++++ SUPPLIED DATA
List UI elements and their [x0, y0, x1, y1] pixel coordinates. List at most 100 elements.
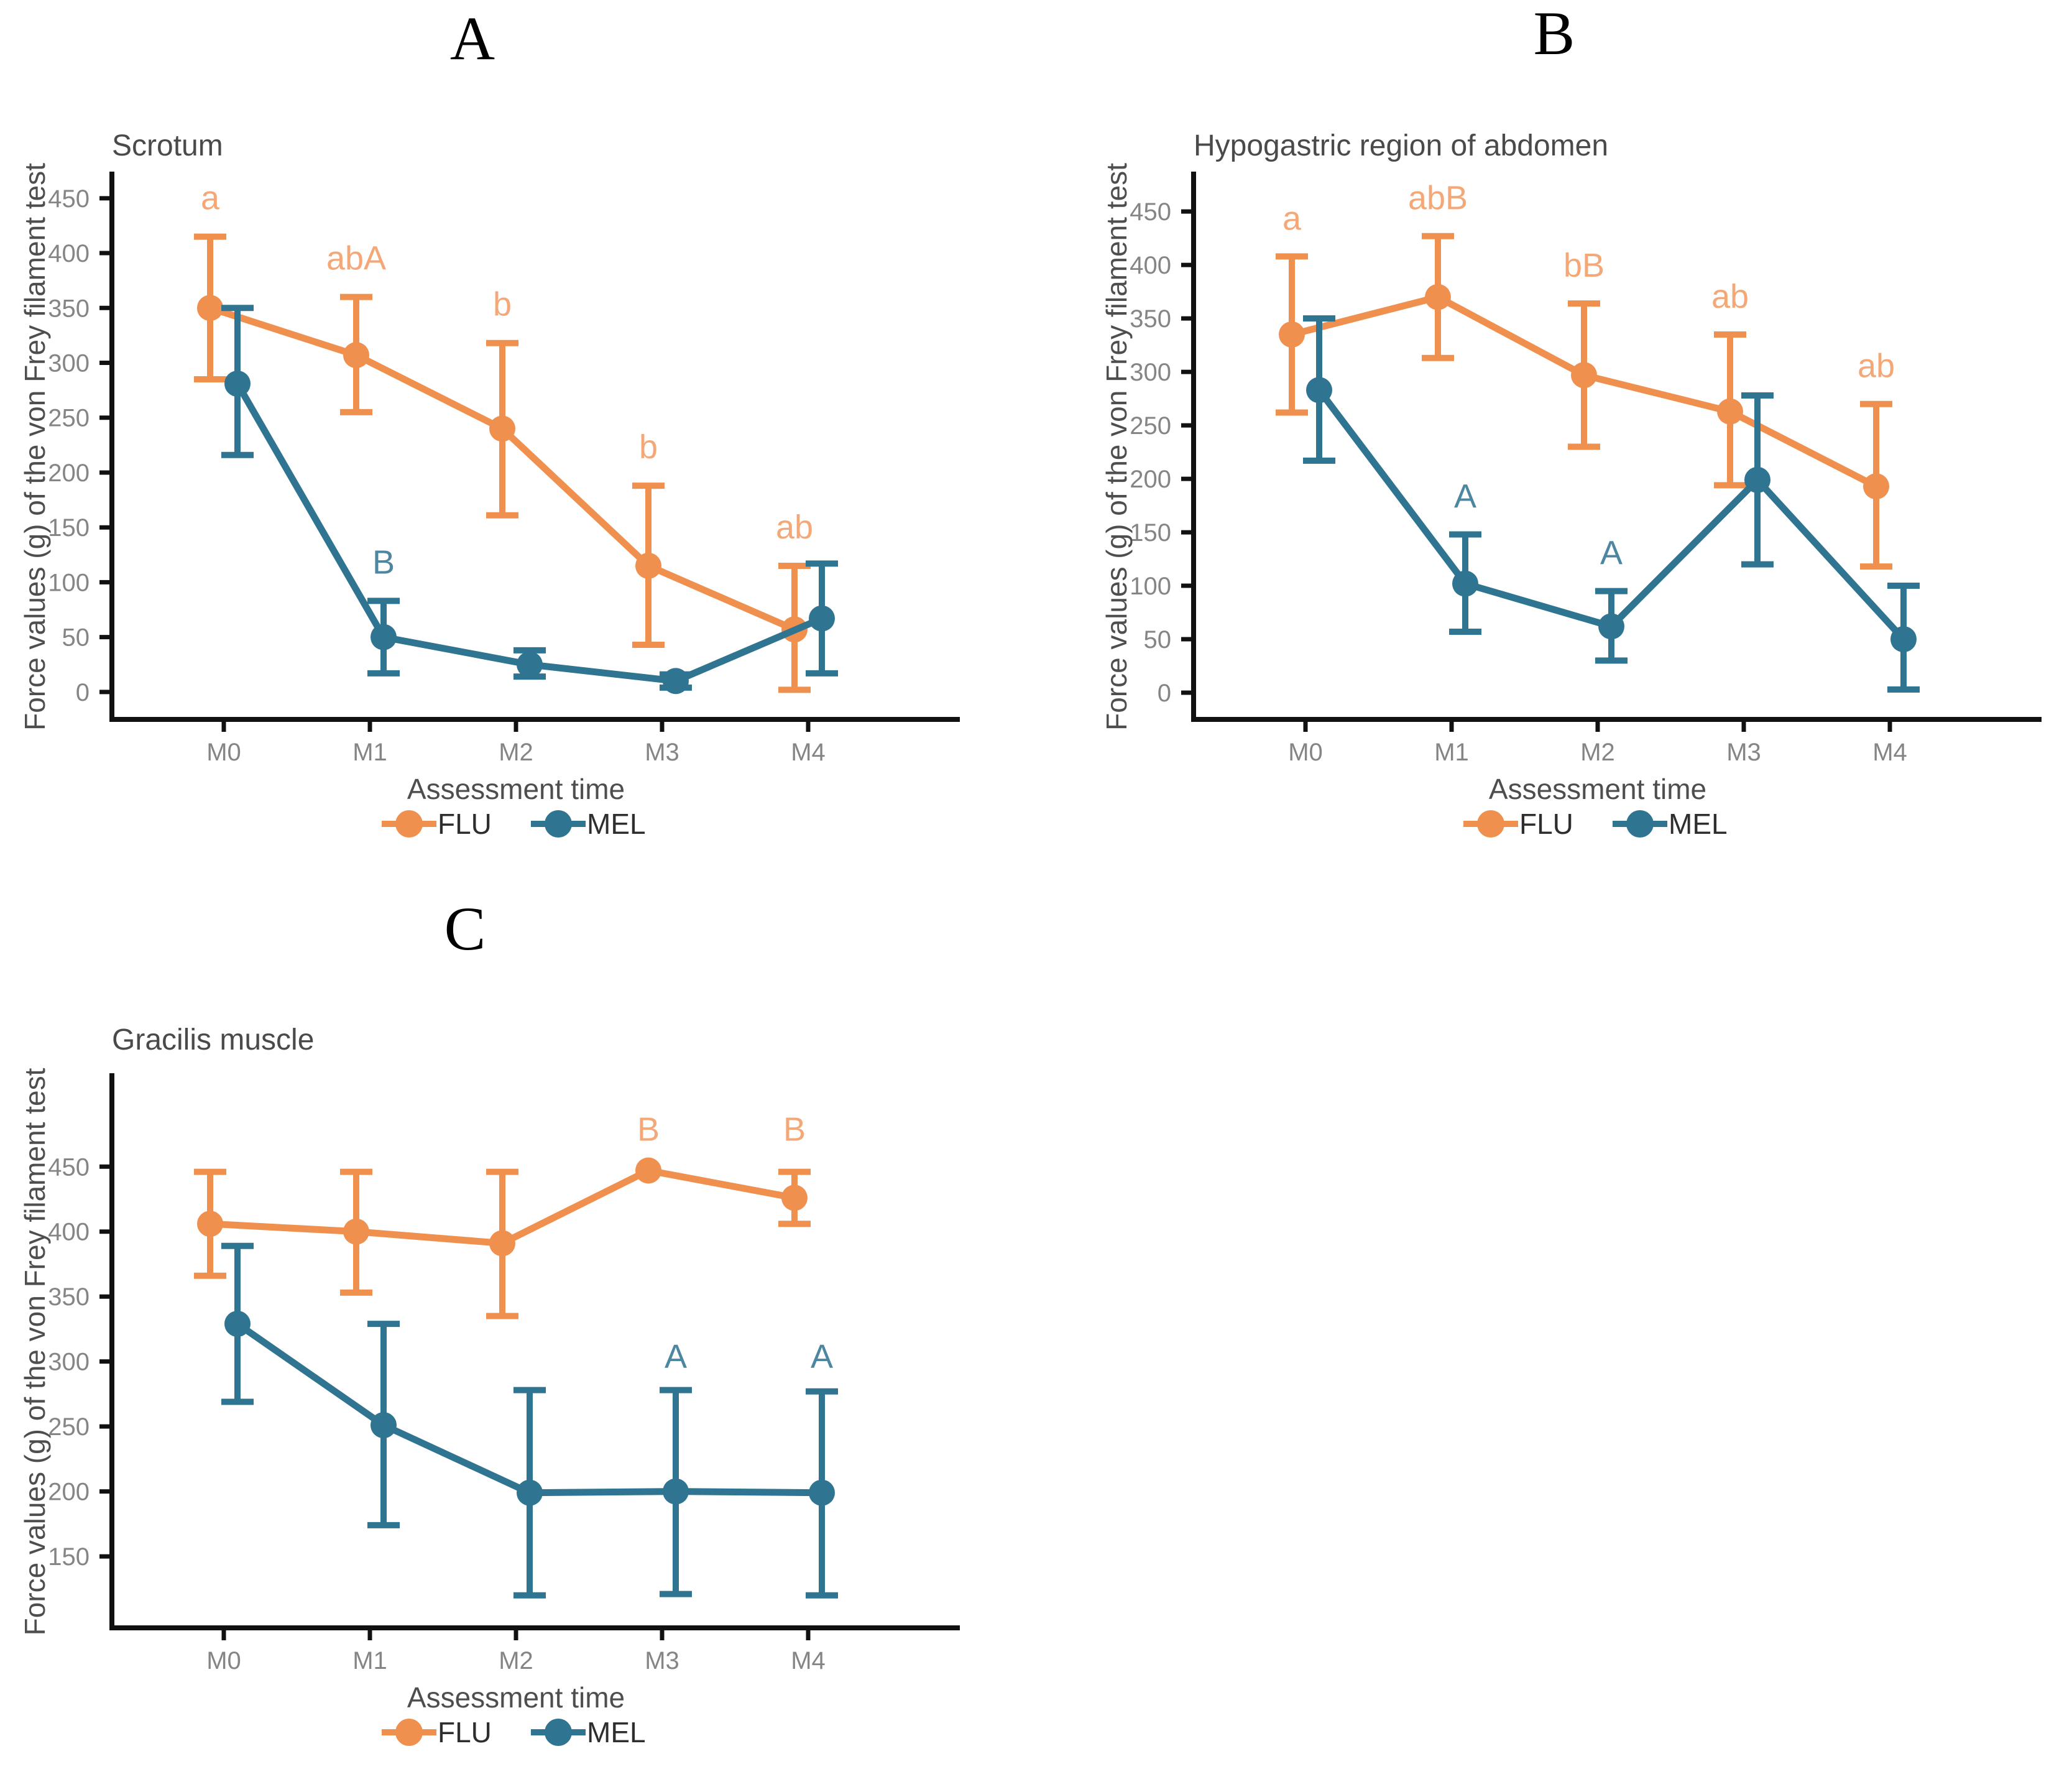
data-point-mel	[224, 371, 251, 397]
y-tick-label: 300	[48, 1349, 90, 1376]
y-tick-label: 450	[1130, 198, 1171, 226]
y-tick-label: 150	[1130, 519, 1171, 547]
y-tick-label: 450	[48, 185, 90, 213]
data-point-flu	[635, 1157, 661, 1184]
significance-letter: a	[201, 179, 220, 216]
y-tick-label: 300	[1130, 359, 1171, 386]
data-point-mel	[371, 1412, 397, 1439]
x-tick-label: M3	[645, 1647, 679, 1674]
y-tick-label: 250	[48, 405, 90, 432]
significance-letter: b	[639, 428, 658, 466]
significance-letter: a	[1282, 200, 1302, 237]
significance-letter: A	[665, 1338, 687, 1375]
data-point-flu	[1717, 398, 1743, 425]
data-point-flu	[343, 342, 369, 369]
legend-key-dot-flu	[1477, 810, 1504, 838]
y-tick-label: 350	[1130, 305, 1171, 333]
data-point-flu	[489, 1230, 515, 1257]
panel-letter-b: B	[1533, 0, 1575, 68]
data-point-mel	[1744, 466, 1770, 493]
significance-letter: B	[637, 1111, 660, 1148]
y-tick-label: 200	[48, 1479, 90, 1506]
significance-letter: A	[1600, 535, 1623, 572]
data-point-flu	[343, 1218, 369, 1245]
data-point-mel	[663, 1478, 689, 1505]
x-tick-label: M4	[791, 739, 826, 766]
x-tick-label: M2	[499, 739, 533, 766]
significance-letter: B	[372, 543, 395, 581]
y-tick-label: 300	[48, 350, 90, 377]
x-axis-title: Assessment time	[1489, 773, 1706, 805]
y-tick-label: 150	[48, 514, 90, 542]
series-line-mel	[234, 382, 824, 685]
y-tick-label: 450	[48, 1153, 90, 1181]
chart-title: Gracilis muscle	[112, 1023, 314, 1056]
x-tick-label: M3	[1726, 739, 1761, 766]
x-tick-label: M2	[1580, 739, 1615, 766]
data-point-flu	[1863, 473, 1889, 500]
y-tick-label: 250	[48, 1413, 90, 1441]
significance-letter: abB	[1408, 180, 1468, 217]
legend-label-flu: FLU	[438, 1716, 492, 1748]
data-point-mel	[809, 605, 835, 632]
y-tick-label: 200	[48, 460, 90, 487]
y-tick-label: 0	[1158, 680, 1171, 707]
data-point-mel	[371, 624, 397, 650]
x-tick-label: M1	[1434, 739, 1469, 766]
hypogastric-line-chart: Hypogastric region of abdomen 0 50 100 150 20…	[1100, 129, 2042, 840]
y-tick-label: 0	[76, 679, 90, 706]
data-point-flu	[197, 1211, 223, 1237]
y-tick-label: 100	[48, 569, 90, 596]
y-axis-title: Force values (g) of the von Frey filamen…	[19, 163, 51, 731]
panel-letter-a: A	[449, 4, 495, 73]
x-tick-label: M4	[1872, 739, 1907, 766]
significance-letter: abA	[326, 240, 386, 277]
chart-scrotum: Scrotum 0 50 100 150 200 250 300 350 400 450 M0 M1 M2…	[19, 106, 970, 861]
x-tick-label: M3	[645, 739, 679, 766]
legend-key-dot-mel	[1626, 810, 1654, 838]
data-point-flu	[1279, 321, 1305, 348]
significance-letter: A	[811, 1338, 833, 1375]
data-point-flu	[1571, 362, 1597, 389]
data-point-mel	[809, 1479, 835, 1506]
data-point-mel	[1452, 570, 1478, 597]
y-tick-label: 50	[62, 624, 90, 652]
data-point-mel	[1306, 377, 1332, 404]
x-tick-label: M4	[791, 1647, 826, 1674]
y-tick-label: 250	[1130, 412, 1171, 440]
y-tick-label: 400	[48, 240, 90, 267]
legend-label-mel: MEL	[587, 1716, 646, 1748]
legend-key-dot-flu	[395, 1719, 423, 1746]
y-axis-title: Force values (g) of the von Frey filamen…	[1100, 163, 1133, 731]
significance-letter: A	[1454, 478, 1476, 515]
y-tick-label: 400	[48, 1219, 90, 1246]
data-point-flu	[1425, 284, 1451, 310]
significance-letter: b	[493, 286, 512, 323]
y-tick-label: 50	[1144, 626, 1172, 654]
y-axis-title: Force values (g) of the von Frey filamen…	[19, 1068, 51, 1635]
significance-letter: ab	[1858, 348, 1895, 385]
scrotum-line-chart: Scrotum 0 50 100 150 200 250 300 350 400 450 M0 M1 M2…	[19, 129, 960, 840]
significance-letter: ab	[1711, 278, 1749, 315]
panel-letter-c: C	[444, 894, 486, 963]
x-axis-title: Assessment time	[407, 1681, 625, 1714]
chart-hypogastric-abdomen: Hypogastric region of abdomen 0 50 100 150 20…	[1100, 106, 2051, 861]
legend-label-flu: FLU	[1519, 808, 1573, 840]
data-point-flu	[635, 552, 661, 579]
data-point-mel	[517, 651, 543, 678]
y-tick-label: 100	[1130, 573, 1171, 600]
legend-key-dot-mel	[545, 1719, 572, 1746]
data-point-mel	[663, 668, 689, 695]
x-tick-label: M0	[206, 739, 241, 766]
y-tick-label: 400	[1130, 252, 1171, 279]
gracilis-line-chart: Gracilis muscle 150 200 250 300 350 400 450 M0 M1…	[19, 1023, 960, 1748]
legend-key-dot-mel	[545, 810, 572, 838]
legend-label-mel: MEL	[1669, 808, 1728, 840]
data-point-flu	[489, 415, 515, 442]
y-tick-label: 350	[48, 1283, 90, 1311]
data-point-flu	[781, 1185, 808, 1211]
data-point-mel	[1598, 613, 1624, 640]
chart-gracilis-muscle: Gracilis muscle 150 200 250 300 350 400 450 M0 M1…	[19, 1007, 970, 1792]
significance-letter: ab	[776, 509, 813, 546]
++++++++
> [WHAT NEEDS TO BE DONE] Copy these lines verbatim, beginning at the line that has "371, 251, 397]" and stopping after the line that has "1716, 492, 1748]".

> [CORRECT ANSWER]
data-point-mel	[224, 371, 251, 397]
y-tick-label: 300	[48, 1349, 90, 1376]
y-tick-label: 450	[1130, 198, 1171, 226]
y-tick-label: 150	[1130, 519, 1171, 547]
y-tick-label: 450	[48, 185, 90, 213]
data-point-flu	[635, 1157, 661, 1184]
significance-letter: a	[201, 179, 220, 216]
y-tick-label: 300	[1130, 359, 1171, 386]
data-point-mel	[371, 1412, 397, 1439]
x-tick-label: M3	[645, 1647, 679, 1674]
y-tick-label: 250	[48, 405, 90, 432]
significance-letter: b	[639, 428, 658, 466]
significance-letter: a	[1282, 200, 1302, 237]
significance-letter: A	[665, 1338, 687, 1375]
data-point-flu	[1717, 398, 1743, 425]
data-point-flu	[343, 342, 369, 369]
legend-key-dot-flu	[1477, 810, 1504, 838]
y-tick-label: 350	[1130, 305, 1171, 333]
data-point-flu	[489, 1230, 515, 1257]
panel-letter-b: B	[1533, 0, 1575, 68]
data-point-mel	[1744, 466, 1770, 493]
significance-letter: B	[637, 1111, 660, 1148]
y-tick-label: 200	[48, 1479, 90, 1506]
significance-letter: A	[1600, 535, 1623, 572]
data-point-flu	[343, 1218, 369, 1245]
data-point-mel	[663, 1478, 689, 1505]
x-tick-label: M4	[791, 739, 826, 766]
x-tick-label: M2	[499, 739, 533, 766]
significance-letter: B	[372, 543, 395, 581]
y-tick-label: 300	[48, 350, 90, 377]
x-axis-title: Assessment time	[1489, 773, 1706, 805]
y-tick-label: 150	[48, 514, 90, 542]
series-line-mel	[234, 382, 824, 685]
y-tick-label: 450	[48, 1153, 90, 1181]
chart-title: Gracilis muscle	[112, 1023, 314, 1056]
x-tick-label: M3	[1726, 739, 1761, 766]
x-tick-label: M2	[1580, 739, 1615, 766]
data-point-flu	[1863, 473, 1889, 500]
y-tick-label: 250	[48, 1413, 90, 1441]
significance-letter: abB	[1408, 180, 1468, 217]
legend-label-flu: FLU	[438, 1716, 492, 1748]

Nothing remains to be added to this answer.